= TASK REQUIREMENTS =
Give the number of lines in the listing that hold the word "District". Write nothing but that number.

= RECORDS FOR THE TASK =
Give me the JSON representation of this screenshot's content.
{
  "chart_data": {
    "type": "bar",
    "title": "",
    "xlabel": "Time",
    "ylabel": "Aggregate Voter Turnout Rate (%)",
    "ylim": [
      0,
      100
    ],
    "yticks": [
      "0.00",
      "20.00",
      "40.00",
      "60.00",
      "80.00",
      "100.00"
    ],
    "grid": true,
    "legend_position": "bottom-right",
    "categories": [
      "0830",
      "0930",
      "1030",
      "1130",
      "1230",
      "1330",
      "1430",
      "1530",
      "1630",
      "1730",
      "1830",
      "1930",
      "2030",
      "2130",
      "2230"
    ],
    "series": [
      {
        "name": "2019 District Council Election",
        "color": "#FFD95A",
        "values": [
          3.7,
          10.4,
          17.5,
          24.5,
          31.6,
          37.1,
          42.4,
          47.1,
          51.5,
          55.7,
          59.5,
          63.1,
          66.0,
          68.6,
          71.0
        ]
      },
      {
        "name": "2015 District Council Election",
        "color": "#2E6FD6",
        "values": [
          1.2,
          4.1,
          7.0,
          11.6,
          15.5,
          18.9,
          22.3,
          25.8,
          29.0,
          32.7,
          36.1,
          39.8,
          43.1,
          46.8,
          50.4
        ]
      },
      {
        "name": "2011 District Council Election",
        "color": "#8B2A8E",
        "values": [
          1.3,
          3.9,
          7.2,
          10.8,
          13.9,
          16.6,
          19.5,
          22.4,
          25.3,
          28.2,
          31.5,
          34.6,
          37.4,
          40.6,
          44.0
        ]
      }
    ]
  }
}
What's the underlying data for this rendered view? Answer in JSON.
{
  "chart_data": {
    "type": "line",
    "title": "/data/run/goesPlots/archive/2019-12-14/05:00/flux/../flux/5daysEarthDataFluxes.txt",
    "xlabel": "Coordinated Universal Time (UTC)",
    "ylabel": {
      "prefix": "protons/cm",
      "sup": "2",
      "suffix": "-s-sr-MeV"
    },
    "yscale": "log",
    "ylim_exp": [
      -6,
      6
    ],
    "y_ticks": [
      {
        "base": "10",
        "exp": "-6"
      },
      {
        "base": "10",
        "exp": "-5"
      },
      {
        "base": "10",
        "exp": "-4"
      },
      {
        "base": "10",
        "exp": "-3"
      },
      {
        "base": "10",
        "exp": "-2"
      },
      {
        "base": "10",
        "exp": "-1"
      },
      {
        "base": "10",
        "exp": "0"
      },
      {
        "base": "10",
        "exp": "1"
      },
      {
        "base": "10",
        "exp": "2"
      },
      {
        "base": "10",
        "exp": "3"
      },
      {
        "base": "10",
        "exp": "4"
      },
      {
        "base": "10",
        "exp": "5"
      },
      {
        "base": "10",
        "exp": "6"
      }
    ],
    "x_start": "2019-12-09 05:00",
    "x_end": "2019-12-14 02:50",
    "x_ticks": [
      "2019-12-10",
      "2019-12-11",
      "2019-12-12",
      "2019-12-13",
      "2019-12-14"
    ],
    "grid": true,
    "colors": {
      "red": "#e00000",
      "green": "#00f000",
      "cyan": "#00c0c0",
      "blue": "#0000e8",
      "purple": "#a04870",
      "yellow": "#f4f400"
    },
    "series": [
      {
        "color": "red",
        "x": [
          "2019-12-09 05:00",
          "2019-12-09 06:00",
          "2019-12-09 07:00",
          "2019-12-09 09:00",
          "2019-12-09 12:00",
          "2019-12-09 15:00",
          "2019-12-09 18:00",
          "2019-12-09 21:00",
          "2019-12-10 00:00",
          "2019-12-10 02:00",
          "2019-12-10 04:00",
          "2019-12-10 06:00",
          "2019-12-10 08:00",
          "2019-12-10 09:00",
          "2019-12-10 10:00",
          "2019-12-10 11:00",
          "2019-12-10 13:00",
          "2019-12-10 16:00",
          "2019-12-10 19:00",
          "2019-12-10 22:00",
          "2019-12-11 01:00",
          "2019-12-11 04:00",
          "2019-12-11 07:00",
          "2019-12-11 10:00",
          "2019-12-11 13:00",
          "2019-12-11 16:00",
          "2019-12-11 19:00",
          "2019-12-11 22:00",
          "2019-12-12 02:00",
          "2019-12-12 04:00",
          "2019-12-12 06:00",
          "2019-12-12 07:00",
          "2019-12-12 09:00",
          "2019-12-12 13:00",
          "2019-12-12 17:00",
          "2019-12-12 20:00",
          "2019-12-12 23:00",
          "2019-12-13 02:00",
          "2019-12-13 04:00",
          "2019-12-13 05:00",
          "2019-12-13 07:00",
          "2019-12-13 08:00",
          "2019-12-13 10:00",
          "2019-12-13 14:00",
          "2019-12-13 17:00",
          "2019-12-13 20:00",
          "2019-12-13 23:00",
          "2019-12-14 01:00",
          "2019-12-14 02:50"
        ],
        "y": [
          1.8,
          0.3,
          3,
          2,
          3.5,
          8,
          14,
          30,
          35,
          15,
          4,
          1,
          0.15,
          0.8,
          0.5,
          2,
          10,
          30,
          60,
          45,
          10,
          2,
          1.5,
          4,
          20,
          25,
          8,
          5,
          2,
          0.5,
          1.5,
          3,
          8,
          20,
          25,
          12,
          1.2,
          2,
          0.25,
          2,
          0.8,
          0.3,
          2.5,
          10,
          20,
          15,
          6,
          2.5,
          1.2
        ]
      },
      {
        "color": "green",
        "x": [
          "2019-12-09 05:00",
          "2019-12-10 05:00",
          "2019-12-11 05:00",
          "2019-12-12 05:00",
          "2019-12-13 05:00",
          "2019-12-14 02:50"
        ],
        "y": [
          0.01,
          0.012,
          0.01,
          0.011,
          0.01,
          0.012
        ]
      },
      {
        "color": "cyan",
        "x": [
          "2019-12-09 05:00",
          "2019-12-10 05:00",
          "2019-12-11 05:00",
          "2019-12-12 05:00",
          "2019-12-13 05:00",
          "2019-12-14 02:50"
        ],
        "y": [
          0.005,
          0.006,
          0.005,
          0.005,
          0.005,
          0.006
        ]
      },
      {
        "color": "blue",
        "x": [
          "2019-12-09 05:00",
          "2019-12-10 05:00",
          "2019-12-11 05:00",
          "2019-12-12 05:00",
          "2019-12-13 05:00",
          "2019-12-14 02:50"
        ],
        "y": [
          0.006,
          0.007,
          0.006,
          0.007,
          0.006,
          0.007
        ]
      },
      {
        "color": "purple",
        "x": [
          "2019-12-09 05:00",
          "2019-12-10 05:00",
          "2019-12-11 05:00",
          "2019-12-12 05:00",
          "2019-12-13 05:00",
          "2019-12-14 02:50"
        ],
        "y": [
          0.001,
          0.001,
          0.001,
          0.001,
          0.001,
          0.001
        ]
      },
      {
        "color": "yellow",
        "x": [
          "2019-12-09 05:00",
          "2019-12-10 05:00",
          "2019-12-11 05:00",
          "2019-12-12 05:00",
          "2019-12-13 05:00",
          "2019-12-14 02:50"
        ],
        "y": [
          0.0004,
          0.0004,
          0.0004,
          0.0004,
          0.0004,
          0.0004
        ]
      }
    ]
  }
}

= COMPLETE RESPONSE =
3